*EXERCISE*. Wherever "بوده" appears in a line, list that line.

*DATA ROWS*.

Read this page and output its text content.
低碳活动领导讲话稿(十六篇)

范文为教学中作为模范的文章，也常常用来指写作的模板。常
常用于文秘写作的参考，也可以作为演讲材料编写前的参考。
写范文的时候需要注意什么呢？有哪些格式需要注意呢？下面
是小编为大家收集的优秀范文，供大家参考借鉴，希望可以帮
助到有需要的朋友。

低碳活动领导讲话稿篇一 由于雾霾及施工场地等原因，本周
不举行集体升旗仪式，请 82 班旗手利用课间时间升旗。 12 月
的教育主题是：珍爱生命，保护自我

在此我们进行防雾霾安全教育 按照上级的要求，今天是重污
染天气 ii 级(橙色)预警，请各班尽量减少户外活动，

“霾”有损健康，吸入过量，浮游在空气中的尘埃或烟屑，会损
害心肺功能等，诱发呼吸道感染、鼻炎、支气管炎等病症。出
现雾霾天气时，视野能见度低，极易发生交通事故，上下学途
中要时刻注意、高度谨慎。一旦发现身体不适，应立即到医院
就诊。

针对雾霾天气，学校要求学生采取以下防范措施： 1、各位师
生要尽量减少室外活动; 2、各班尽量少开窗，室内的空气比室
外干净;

--

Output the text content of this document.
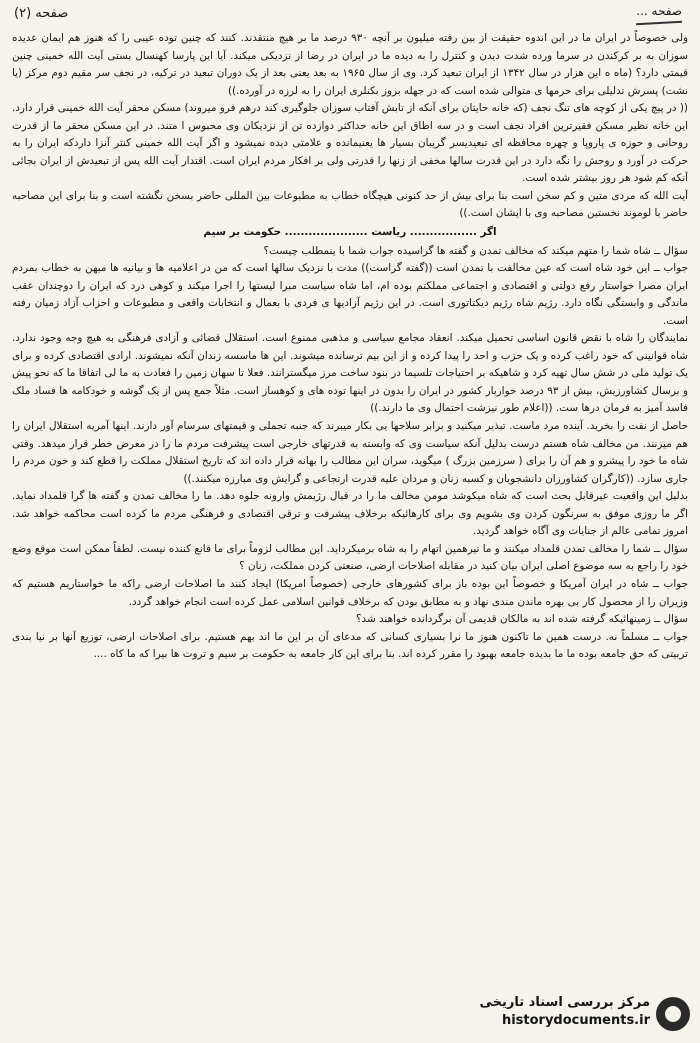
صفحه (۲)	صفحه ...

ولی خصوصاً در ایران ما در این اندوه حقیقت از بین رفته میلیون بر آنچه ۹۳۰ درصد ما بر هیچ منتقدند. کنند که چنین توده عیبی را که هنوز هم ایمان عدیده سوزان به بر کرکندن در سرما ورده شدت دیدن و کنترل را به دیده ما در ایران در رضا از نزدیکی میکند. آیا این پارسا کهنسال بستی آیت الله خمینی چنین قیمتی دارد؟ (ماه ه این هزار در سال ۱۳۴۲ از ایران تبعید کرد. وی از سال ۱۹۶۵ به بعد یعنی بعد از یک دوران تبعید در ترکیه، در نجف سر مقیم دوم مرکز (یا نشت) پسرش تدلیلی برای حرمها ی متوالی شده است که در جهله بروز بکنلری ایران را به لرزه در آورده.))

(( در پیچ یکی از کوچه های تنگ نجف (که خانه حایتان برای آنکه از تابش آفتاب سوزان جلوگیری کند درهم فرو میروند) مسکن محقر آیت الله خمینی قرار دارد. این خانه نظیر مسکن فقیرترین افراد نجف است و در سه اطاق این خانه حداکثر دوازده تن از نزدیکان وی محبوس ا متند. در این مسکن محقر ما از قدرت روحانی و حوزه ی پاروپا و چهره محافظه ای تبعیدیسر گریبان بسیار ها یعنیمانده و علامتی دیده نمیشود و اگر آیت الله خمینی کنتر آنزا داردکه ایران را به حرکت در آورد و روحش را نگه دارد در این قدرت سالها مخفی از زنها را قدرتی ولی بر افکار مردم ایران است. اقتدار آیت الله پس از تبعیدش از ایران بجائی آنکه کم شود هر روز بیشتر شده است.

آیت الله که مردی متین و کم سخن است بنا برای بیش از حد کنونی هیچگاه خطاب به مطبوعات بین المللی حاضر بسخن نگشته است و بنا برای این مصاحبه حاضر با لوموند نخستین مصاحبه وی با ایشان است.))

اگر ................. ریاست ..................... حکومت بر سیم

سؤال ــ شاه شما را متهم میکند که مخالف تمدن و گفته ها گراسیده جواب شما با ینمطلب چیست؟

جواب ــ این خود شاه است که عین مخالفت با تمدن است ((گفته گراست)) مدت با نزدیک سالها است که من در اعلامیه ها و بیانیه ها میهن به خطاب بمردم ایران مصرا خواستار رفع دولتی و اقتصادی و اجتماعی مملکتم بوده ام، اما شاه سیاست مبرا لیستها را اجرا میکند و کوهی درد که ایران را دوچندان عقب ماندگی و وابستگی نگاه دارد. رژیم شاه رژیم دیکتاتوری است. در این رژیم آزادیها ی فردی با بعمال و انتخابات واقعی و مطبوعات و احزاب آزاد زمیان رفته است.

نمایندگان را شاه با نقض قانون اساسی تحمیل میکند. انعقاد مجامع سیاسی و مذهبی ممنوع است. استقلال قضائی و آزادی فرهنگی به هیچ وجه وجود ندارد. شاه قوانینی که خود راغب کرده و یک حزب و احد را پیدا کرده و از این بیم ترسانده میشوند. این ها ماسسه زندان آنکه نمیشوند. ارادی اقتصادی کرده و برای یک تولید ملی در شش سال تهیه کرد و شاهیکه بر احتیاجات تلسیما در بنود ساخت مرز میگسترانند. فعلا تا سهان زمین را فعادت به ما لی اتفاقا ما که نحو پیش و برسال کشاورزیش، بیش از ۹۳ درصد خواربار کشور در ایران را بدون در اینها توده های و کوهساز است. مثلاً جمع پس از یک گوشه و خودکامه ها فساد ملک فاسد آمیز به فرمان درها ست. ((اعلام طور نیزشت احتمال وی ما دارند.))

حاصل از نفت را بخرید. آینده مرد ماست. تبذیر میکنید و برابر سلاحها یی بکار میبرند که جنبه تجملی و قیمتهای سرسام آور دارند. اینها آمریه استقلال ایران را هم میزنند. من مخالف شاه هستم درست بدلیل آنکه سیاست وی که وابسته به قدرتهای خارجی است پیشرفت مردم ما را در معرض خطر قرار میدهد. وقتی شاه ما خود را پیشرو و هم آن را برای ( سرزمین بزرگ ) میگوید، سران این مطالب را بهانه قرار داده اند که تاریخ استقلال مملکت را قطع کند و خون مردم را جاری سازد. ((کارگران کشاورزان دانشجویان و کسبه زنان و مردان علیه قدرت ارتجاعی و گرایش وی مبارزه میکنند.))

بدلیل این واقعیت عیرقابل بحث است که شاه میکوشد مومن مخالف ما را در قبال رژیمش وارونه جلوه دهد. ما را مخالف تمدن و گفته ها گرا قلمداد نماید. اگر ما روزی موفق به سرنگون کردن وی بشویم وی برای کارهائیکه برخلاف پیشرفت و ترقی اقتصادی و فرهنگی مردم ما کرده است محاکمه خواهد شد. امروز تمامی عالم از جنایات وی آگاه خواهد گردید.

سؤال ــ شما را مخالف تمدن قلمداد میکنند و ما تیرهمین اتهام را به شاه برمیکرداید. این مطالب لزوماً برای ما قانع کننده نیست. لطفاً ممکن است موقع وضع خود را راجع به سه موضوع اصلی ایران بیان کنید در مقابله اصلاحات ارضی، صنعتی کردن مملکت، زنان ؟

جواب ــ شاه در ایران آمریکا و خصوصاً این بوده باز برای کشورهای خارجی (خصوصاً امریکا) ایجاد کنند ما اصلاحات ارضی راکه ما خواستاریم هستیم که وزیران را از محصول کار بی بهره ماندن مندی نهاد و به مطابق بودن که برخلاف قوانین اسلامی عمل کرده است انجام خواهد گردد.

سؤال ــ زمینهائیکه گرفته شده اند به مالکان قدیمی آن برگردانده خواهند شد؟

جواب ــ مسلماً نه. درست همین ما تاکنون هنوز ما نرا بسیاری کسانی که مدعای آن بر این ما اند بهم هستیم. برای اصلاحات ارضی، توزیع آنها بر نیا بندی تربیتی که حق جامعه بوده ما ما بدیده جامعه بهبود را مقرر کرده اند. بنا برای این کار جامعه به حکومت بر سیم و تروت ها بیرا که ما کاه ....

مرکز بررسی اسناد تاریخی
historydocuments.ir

*CORRECT RESULT*.
جواب ــ این خود شاه است که عین مخالفت با تمدن است ((گفته گراست)) مدت با نزدیک سالها است که من در اعلامیه ها و بیانیه ها میهن به خطاب بمردم ایران مصرا خواستار رفع دولتی و اقتصادی و اجتماعی مملکتم بوده ام، اما شاه سیاست مبرا لیستها را اجرا میکند و کوهی درد که ایران را دوچندان عقب ماندگی و وابستگی نگاه دارد. رژیم شاه رژیم دیکتاتوری است. در این رژیم آزادیها ی فردی با بعمال و انتخابات واقعی و مطبوعات و احزاب آزاد زمیان رفته است.
جواب ــ شاه در ایران آمریکا و خصوصاً این بوده باز برای کشورهای خارجی (خصوصاً امریکا) ایجاد کنند ما اصلاحات ارضی راکه ما خواستاریم هستیم که وزیران را از محصول کار بی بهره ماندن مندی نهاد و به مطابق بودن که برخلاف قوانین اسلامی عمل کرده است انجام خواهد گردد.
جواب ــ مسلماً نه. درست همین ما تاکنون هنوز ما نرا بسیاری کسانی که مدعای آن بر این ما اند بهم هستیم. برای اصلاحات ارضی، توزیع آنها بر نیا بندی تربیتی که حق جامعه بوده ما ما بدیده جامعه بهبود را مقرر کرده اند. بنا برای این کار جامعه به حکومت بر سیم و تروت ها بیرا که ما کاه ....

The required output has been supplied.